§ What is required
Go through the material below and copy each line where the word "screenshot" appears.

Data entries
-- -- --

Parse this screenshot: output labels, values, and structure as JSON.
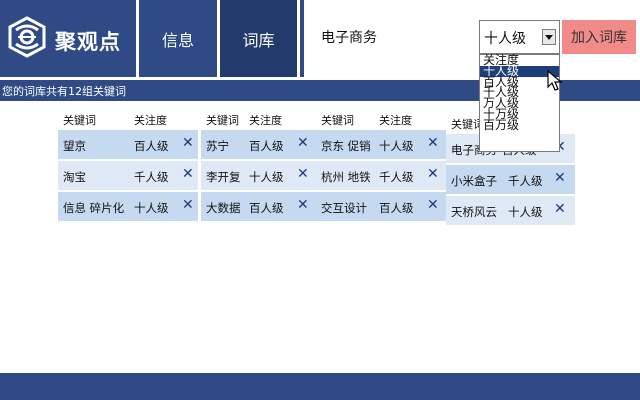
{
  "logo": {
    "text": "聚观点"
  },
  "nav": {
    "tabs": [
      {
        "label": "信息"
      },
      {
        "label": "词库"
      }
    ]
  },
  "search": {
    "keyword_value": "电子商务",
    "level_selected": "十人级",
    "add_label": "加入词库"
  },
  "dropdown": {
    "options": [
      "关注度",
      "十人级",
      "百人级",
      "千人级",
      "万人级",
      "十万级",
      "百万级"
    ],
    "selected_index": 1
  },
  "summary": {
    "text": "您的词库共有12组关键词"
  },
  "table": {
    "header_keyword": "关键词",
    "header_level": "关注度",
    "columns": [
      {
        "rows": [
          {
            "keyword": "望京",
            "level": "百人级"
          },
          {
            "keyword": "淘宝",
            "level": "千人级"
          },
          {
            "keyword": "信息 碎片化",
            "level": "十人级"
          }
        ]
      },
      {
        "rows": [
          {
            "keyword": "苏宁",
            "level": "百人级"
          },
          {
            "keyword": "李开复",
            "level": "十人级"
          },
          {
            "keyword": "大数据",
            "level": "百人级"
          }
        ]
      },
      {
        "rows": [
          {
            "keyword": "京东 促销",
            "level": "十人级"
          },
          {
            "keyword": "杭州 地铁",
            "level": "千人级"
          },
          {
            "keyword": "交互设计",
            "level": "百人级"
          }
        ]
      },
      {
        "rows": [
          {
            "keyword": "电子商务",
            "level": "百人级"
          },
          {
            "keyword": "小米盒子",
            "level": "千人级"
          },
          {
            "keyword": "天桥风云",
            "level": "十人级"
          }
        ]
      }
    ]
  },
  "colors": {
    "header_bg": "#2f4a84",
    "active_tab": "#233a6d",
    "row_a": "#c5d9f1",
    "row_b": "#dfe9f6",
    "add_btn": "#f28a8a"
  }
}
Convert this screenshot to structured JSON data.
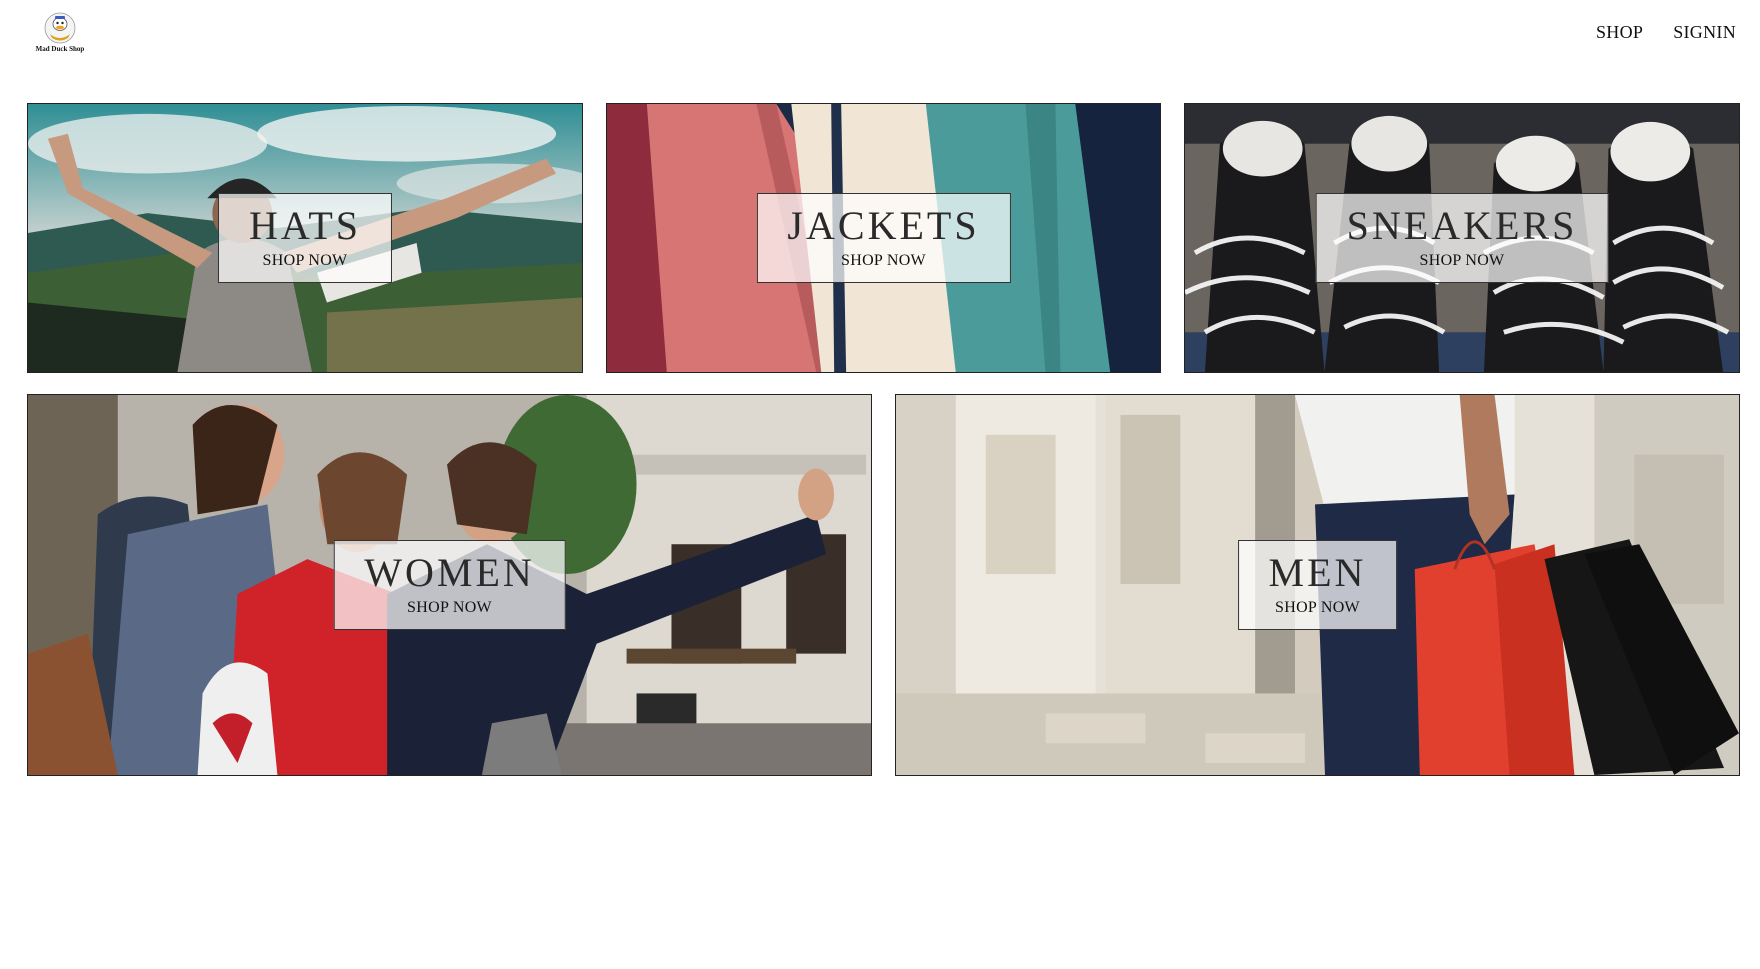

-- -- --

§ Solution to the exercise
Parse this screenshot: output labels, values, and structure as JSON.
Convert this screenshot to structured JSON data.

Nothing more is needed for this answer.